◆ INSTRUCTIONS TO FOLLOW
Make an exact copy of the records, dropping all pictures.

-- BEGIN --

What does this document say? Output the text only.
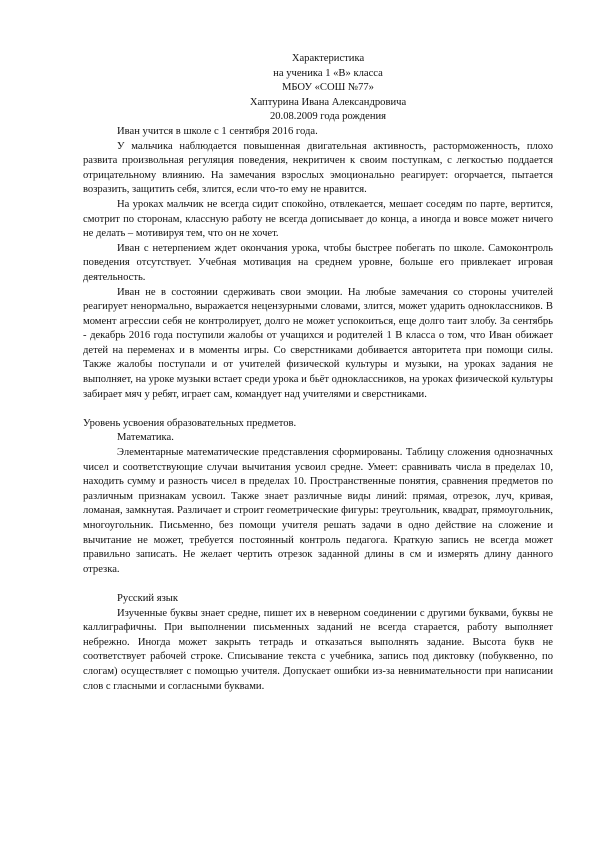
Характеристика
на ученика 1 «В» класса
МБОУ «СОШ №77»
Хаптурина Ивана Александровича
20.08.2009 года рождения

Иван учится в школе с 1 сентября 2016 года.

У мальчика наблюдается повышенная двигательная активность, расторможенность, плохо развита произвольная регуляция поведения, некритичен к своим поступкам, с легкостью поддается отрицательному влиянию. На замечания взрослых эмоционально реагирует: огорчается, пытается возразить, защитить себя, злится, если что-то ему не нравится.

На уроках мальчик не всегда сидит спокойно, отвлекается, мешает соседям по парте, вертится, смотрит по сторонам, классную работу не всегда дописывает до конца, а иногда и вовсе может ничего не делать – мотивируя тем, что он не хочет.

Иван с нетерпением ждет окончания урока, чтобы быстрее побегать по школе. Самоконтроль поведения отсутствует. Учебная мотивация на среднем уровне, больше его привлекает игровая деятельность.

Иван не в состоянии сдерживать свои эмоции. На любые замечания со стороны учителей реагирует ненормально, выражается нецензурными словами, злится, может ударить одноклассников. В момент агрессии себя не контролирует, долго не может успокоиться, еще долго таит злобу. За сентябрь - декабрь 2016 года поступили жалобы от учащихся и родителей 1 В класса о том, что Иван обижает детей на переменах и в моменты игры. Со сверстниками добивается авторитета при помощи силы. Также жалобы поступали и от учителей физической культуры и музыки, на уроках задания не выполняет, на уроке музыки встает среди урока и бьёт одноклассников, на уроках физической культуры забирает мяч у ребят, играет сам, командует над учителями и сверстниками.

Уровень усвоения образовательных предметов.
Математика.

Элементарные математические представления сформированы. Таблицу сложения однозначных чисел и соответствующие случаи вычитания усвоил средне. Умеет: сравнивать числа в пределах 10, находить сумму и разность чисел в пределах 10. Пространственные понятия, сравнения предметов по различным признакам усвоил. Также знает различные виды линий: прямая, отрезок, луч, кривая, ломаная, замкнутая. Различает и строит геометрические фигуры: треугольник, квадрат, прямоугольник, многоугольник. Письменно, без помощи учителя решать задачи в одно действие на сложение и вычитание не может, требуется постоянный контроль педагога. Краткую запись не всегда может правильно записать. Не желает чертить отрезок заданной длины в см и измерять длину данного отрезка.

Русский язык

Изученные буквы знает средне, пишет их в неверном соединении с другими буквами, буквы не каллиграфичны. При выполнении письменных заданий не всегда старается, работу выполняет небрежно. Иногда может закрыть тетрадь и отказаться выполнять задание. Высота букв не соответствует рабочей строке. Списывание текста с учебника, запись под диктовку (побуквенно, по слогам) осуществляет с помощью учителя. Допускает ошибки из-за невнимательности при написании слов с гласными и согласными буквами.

-- END --

◆ RESPONSE TO THE EXERCISE
What does this document say? Output the text only.
Характеристика
на ученика 1 «В» класса
МБОУ «СОШ №77»
Хаптурина Ивана Александровича
20.08.2009 года рождения

Иван учится в школе с 1 сентября 2016 года.

У мальчика наблюдается повышенная двигательная активность, расторможенность, плохо развита произвольная регуляция поведения, некритичен к своим поступкам, с легкостью поддается отрицательному влиянию. На замечания взрослых эмоционально реагирует: огорчается, пытается возразить, защитить себя, злится, если что-то ему не нравится.

На уроках мальчик не всегда сидит спокойно, отвлекается, мешает соседям по парте, вертится, смотрит по сторонам, классную работу не всегда дописывает до конца, а иногда и вовсе может ничего не делать – мотивируя тем, что он не хочет.

Иван с нетерпением ждет окончания урока, чтобы быстрее побегать по школе. Самоконтроль поведения отсутствует. Учебная мотивация на среднем уровне, больше его привлекает игровая деятельность.

Иван не в состоянии сдерживать свои эмоции. На любые замечания со стороны учителей реагирует ненормально, выражается нецензурными словами, злится, может ударить одноклассников. В момент агрессии себя не контролирует, долго не может успокоиться, еще долго таит злобу. За сентябрь - декабрь 2016 года поступили жалобы от учащихся и родителей 1 В класса о том, что Иван обижает детей на переменах и в моменты игры. Со сверстниками добивается авторитета при помощи силы. Также жалобы поступали и от учителей физической культуры и музыки, на уроках задания не выполняет, на уроке музыки встает среди урока и бьёт одноклассников, на уроках физической культуры забирает мяч у ребят, играет сам, командует над учителями и сверстниками.

Уровень усвоения образовательных предметов.
Математика.

Элементарные математические представления сформированы. Таблицу сложения однозначных чисел и соответствующие случаи вычитания усвоил средне. Умеет: сравнивать числа в пределах 10, находить сумму и разность чисел в пределах 10. Пространственные понятия, сравнения предметов по различным признакам усвоил. Также знает различные виды линий: прямая, отрезок, луч, кривая, ломаная, замкнутая. Различает и строит геометрические фигуры: треугольник, квадрат, прямоугольник, многоугольник. Письменно, без помощи учителя решать задачи в одно действие на сложение и вычитание не может, требуется постоянный контроль педагога. Краткую запись не всегда может правильно записать. Не желает чертить отрезок заданной длины в см и измерять длину данного отрезка.

Русский язык

Изученные буквы знает средне, пишет их в неверном соединении с другими буквами, буквы не каллиграфичны. При выполнении письменных заданий не всегда старается, работу выполняет небрежно. Иногда может закрыть тетрадь и отказаться выполнять задание. Высота букв не соответствует рабочей строке. Списывание текста с учебника, запись под диктовку (побуквенно, по слогам) осуществляет с помощью учителя. Допускает ошибки из-за невнимательности при написании слов с гласными и согласными буквами.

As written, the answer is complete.